** BEGIN Information provided **

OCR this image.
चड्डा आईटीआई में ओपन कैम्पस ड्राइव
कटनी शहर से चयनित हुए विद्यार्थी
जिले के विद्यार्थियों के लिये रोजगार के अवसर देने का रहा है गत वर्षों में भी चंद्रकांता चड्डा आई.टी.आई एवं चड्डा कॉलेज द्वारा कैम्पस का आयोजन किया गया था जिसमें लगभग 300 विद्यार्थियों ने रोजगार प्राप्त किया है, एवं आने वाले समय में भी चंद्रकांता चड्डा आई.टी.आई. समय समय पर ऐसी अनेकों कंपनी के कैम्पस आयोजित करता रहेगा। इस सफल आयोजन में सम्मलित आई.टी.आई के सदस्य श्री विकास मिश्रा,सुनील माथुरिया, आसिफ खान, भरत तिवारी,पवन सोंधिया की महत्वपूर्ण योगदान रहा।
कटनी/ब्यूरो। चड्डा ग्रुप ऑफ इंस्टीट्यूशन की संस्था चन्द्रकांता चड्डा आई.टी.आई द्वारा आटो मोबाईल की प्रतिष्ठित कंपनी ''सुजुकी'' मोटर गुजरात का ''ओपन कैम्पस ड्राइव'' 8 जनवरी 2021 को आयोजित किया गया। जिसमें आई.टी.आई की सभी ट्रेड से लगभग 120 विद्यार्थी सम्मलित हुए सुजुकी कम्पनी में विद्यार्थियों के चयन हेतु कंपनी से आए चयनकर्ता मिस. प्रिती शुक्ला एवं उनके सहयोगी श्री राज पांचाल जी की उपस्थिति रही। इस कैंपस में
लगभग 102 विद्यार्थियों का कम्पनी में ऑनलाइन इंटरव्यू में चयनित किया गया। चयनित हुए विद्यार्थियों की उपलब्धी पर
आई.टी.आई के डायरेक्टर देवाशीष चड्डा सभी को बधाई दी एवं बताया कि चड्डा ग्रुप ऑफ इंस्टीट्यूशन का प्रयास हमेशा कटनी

** END Information provided **

◆ Your task
Write out the material from the first line to the last, exactly.

◆ The output
OCR this image.
चड्डा आईटीआई में ओपन कैम्पस ड्राइव
कटनी शहर से चयनित हुए विद्यार्थी
जिले के विद्यार्थियों के लिये रोजगार के अवसर देने का रहा है गत वर्षों में भी चंद्रकांता चड्डा आई.टी.आई एवं चड्डा कॉलेज द्वारा कैम्पस का आयोजन किया गया था जिसमें लगभग 300 विद्यार्थियों ने रोजगार प्राप्त किया है, एवं आने वाले समय में भी चंद्रकांता चड्डा आई.टी.आई. समय समय पर ऐसी अनेकों कंपनी के कैम्पस आयोजित करता रहेगा। इस सफल आयोजन में सम्मलित आई.टी.आई के सदस्य श्री विकास मिश्रा,सुनील माथुरिया, आसिफ खान, भरत तिवारी,पवन सोंधिया की महत्वपूर्ण योगदान रहा।
कटनी/ब्यूरो। चड्डा ग्रुप ऑफ इंस्टीट्यूशन की संस्था चन्द्रकांता चड्डा आई.टी.आई द्वारा आटो मोबाईल की प्रतिष्ठित कंपनी ''सुजुकी'' मोटर गुजरात का ''ओपन कैम्पस ड्राइव'' 8 जनवरी 2021 को आयोजित किया गया। जिसमें आई.टी.आई की सभी ट्रेड से लगभग 120 विद्यार्थी सम्मलित हुए सुजुकी कम्पनी में विद्यार्थियों के चयन हेतु कंपनी से आए चयनकर्ता मिस. प्रिती शुक्ला एवं उनके सहयोगी श्री राज पांचाल जी की उपस्थिति रही। इस कैंपस में
लगभग 102 विद्यार्थियों का कम्पनी में ऑनलाइन इंटरव्यू में चयनित किया गया। चयनित हुए विद्यार्थियों की उपलब्धी पर
आई.टी.आई के डायरेक्टर देवाशीष चड्डा सभी को बधाई दी एवं बताया कि चड्डा ग्रुप ऑफ इंस्टीट्यूशन का प्रयास हमेशा कटनी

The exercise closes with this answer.